## Begin

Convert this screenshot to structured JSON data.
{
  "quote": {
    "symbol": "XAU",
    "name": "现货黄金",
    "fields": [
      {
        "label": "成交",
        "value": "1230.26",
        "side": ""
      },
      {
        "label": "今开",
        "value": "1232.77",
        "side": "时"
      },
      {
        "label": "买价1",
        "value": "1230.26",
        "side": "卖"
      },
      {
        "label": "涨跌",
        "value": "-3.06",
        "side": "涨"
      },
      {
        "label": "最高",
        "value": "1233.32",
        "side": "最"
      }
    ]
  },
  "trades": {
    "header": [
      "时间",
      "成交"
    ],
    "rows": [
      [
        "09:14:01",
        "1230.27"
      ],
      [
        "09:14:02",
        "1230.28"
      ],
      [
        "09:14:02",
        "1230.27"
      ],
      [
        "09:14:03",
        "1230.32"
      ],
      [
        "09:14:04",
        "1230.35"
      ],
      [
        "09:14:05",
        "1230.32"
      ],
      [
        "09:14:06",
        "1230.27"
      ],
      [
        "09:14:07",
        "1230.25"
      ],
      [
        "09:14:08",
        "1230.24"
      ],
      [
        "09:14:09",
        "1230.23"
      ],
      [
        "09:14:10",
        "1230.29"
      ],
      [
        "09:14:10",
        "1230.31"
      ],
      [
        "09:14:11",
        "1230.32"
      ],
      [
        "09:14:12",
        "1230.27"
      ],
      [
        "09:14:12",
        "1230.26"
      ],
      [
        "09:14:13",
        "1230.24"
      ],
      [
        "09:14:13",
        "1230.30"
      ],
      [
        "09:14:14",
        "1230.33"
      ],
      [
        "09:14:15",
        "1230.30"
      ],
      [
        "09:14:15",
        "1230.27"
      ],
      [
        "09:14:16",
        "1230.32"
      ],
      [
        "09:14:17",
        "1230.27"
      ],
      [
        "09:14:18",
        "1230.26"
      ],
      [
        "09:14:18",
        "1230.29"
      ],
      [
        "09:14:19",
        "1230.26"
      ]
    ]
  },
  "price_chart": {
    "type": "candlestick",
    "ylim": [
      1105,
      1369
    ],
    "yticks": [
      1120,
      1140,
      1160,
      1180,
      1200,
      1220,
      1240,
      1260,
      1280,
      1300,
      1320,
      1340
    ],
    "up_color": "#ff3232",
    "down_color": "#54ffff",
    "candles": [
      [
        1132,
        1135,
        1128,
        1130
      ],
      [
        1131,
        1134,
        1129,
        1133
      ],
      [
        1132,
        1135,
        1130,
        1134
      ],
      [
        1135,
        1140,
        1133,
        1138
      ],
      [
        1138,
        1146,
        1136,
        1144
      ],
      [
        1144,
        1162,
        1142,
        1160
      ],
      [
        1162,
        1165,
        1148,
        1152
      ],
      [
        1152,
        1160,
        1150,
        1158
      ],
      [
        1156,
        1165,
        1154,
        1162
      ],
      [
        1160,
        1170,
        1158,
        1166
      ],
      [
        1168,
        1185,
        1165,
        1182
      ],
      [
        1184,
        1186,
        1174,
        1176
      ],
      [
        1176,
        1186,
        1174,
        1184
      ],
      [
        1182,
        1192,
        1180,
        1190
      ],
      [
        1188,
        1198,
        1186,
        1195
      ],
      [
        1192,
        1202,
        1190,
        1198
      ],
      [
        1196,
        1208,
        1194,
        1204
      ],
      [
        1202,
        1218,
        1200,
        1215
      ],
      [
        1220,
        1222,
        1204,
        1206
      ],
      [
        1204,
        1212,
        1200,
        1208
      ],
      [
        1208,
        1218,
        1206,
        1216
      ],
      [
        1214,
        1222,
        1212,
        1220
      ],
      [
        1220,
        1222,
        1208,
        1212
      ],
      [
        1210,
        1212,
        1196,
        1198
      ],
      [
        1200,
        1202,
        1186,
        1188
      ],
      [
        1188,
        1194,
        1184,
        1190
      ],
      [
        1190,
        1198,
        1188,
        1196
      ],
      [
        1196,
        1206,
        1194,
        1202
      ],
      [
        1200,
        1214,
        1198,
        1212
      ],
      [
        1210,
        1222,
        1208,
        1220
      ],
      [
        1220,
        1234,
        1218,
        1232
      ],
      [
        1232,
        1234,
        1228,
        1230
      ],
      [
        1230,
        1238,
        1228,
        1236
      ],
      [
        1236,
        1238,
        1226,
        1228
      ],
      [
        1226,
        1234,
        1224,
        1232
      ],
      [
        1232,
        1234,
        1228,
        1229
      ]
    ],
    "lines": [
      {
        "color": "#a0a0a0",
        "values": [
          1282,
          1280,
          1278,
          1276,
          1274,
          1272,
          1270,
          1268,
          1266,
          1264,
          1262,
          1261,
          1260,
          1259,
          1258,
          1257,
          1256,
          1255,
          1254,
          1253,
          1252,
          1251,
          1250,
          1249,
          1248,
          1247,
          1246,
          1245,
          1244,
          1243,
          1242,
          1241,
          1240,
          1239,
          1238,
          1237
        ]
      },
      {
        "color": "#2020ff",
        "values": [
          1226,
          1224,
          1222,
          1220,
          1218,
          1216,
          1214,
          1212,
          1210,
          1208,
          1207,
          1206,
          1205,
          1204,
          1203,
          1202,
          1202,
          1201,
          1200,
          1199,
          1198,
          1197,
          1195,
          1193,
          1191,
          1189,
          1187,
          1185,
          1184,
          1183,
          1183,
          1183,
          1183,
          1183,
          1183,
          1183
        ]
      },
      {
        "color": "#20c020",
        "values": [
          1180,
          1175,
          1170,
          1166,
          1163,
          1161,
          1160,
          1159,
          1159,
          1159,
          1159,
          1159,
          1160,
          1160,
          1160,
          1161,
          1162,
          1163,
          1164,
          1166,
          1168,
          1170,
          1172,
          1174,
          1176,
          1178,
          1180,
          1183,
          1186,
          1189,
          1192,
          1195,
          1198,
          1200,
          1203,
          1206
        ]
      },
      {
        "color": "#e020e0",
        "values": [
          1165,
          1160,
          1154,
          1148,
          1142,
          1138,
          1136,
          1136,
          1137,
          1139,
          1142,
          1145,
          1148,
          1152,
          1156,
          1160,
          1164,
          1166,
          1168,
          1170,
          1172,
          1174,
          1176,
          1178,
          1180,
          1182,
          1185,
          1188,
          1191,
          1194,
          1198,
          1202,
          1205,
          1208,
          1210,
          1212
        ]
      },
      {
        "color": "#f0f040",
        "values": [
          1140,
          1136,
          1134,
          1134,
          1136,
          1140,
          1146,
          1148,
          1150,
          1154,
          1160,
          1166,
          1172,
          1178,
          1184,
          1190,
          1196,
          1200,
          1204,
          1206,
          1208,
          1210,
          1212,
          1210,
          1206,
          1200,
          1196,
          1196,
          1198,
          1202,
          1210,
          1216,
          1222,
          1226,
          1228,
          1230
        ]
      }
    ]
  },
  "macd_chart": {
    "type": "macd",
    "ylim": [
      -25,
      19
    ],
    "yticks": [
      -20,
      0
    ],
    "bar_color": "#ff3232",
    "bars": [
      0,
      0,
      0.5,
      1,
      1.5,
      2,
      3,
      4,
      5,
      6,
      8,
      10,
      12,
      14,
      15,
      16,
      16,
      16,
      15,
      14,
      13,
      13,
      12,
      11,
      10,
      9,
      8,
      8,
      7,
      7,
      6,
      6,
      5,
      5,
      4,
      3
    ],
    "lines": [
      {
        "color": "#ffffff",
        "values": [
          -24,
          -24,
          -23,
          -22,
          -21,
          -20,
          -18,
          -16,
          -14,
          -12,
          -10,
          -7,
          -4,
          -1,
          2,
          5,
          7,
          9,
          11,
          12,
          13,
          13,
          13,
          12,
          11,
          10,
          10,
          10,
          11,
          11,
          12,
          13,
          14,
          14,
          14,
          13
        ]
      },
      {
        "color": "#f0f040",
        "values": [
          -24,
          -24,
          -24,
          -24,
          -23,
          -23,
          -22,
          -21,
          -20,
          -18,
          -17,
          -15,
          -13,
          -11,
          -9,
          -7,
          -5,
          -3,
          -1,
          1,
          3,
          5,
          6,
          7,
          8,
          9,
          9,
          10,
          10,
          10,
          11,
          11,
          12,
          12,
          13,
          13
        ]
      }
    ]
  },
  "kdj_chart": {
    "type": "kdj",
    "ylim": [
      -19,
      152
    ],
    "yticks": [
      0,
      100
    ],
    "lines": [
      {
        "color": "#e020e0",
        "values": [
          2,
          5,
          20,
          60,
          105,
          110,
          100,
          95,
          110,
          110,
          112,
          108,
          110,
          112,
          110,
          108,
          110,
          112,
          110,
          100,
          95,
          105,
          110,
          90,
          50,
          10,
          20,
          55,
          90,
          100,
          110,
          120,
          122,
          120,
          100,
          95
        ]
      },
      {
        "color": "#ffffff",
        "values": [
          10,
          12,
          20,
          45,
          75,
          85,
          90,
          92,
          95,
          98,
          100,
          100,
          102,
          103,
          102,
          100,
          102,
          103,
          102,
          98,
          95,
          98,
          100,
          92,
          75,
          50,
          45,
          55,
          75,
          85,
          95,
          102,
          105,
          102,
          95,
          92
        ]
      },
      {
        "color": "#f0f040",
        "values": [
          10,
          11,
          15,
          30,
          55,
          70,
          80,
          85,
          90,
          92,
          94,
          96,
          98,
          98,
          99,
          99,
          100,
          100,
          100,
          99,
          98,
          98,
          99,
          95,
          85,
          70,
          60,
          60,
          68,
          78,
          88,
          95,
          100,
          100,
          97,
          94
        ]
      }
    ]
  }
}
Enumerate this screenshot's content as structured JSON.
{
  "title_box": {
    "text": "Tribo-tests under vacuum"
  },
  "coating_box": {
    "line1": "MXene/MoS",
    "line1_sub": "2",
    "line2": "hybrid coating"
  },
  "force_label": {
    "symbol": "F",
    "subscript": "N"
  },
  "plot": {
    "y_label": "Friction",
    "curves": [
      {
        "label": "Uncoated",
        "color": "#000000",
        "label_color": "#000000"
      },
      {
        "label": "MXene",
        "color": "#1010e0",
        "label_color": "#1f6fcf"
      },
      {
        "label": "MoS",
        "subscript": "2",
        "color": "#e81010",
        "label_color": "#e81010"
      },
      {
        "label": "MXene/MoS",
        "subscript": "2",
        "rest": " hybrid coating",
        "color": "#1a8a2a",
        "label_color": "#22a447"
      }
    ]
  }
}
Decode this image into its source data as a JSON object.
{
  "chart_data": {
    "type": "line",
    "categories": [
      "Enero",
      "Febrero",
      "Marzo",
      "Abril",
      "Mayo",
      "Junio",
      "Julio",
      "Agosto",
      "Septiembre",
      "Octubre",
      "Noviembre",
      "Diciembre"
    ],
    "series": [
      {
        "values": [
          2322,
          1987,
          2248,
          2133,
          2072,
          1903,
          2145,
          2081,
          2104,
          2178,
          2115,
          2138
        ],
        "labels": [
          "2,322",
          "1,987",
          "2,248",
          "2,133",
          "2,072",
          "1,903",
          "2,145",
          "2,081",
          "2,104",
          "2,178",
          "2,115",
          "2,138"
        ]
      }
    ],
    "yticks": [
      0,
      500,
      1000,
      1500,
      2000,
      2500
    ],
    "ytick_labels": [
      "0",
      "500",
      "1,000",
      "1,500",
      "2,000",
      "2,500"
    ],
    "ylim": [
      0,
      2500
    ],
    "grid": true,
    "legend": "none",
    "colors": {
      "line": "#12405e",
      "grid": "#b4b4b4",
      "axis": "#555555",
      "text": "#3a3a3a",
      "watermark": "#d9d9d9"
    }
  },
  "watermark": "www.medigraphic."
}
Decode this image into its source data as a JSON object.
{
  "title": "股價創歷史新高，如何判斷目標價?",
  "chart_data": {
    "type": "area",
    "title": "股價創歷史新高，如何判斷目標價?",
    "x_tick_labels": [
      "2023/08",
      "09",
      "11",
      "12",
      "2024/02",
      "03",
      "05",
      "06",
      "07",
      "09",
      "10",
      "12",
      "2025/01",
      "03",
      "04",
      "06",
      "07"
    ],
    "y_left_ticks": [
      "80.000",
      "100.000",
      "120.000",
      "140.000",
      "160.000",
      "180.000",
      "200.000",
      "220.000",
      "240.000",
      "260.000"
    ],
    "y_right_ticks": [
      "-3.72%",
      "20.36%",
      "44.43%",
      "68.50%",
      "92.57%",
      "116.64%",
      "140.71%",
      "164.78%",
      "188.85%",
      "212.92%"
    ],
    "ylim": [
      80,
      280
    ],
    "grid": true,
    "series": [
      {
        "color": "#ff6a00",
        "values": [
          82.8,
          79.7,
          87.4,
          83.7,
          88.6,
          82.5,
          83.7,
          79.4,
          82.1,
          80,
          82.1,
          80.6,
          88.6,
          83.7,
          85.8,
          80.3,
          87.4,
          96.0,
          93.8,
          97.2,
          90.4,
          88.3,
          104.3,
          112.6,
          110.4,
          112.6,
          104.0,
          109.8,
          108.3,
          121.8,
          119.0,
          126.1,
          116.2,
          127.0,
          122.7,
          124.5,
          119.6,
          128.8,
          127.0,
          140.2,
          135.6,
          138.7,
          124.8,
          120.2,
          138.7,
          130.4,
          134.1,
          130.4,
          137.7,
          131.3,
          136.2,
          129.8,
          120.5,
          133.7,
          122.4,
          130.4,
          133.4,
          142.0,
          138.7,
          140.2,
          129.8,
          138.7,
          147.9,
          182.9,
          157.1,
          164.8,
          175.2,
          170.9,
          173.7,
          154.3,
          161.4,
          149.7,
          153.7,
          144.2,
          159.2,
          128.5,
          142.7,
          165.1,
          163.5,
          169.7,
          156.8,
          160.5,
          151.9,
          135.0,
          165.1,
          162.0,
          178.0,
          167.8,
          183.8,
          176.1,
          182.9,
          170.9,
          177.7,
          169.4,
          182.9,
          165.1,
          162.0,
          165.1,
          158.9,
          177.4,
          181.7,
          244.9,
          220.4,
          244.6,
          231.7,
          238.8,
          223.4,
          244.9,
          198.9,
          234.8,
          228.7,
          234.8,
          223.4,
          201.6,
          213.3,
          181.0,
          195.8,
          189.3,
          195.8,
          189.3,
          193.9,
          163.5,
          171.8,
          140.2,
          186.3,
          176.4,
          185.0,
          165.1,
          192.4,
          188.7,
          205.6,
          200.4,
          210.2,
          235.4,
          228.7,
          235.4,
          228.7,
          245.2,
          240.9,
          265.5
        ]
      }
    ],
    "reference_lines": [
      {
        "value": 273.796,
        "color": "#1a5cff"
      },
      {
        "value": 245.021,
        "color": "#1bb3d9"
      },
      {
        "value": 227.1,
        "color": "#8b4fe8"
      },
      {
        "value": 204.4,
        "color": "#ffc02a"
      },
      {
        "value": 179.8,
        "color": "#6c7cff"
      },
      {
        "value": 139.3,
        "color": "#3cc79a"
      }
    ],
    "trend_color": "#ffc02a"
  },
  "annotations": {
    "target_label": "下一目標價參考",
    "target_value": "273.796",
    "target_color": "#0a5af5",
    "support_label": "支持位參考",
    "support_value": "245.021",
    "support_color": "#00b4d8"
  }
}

## End

Task to complete:
Scan the data above; copy every line where "structured" appears.

The solution:
Convert this screenshot to structured JSON data.
Enumerate this screenshot's content as structured JSON.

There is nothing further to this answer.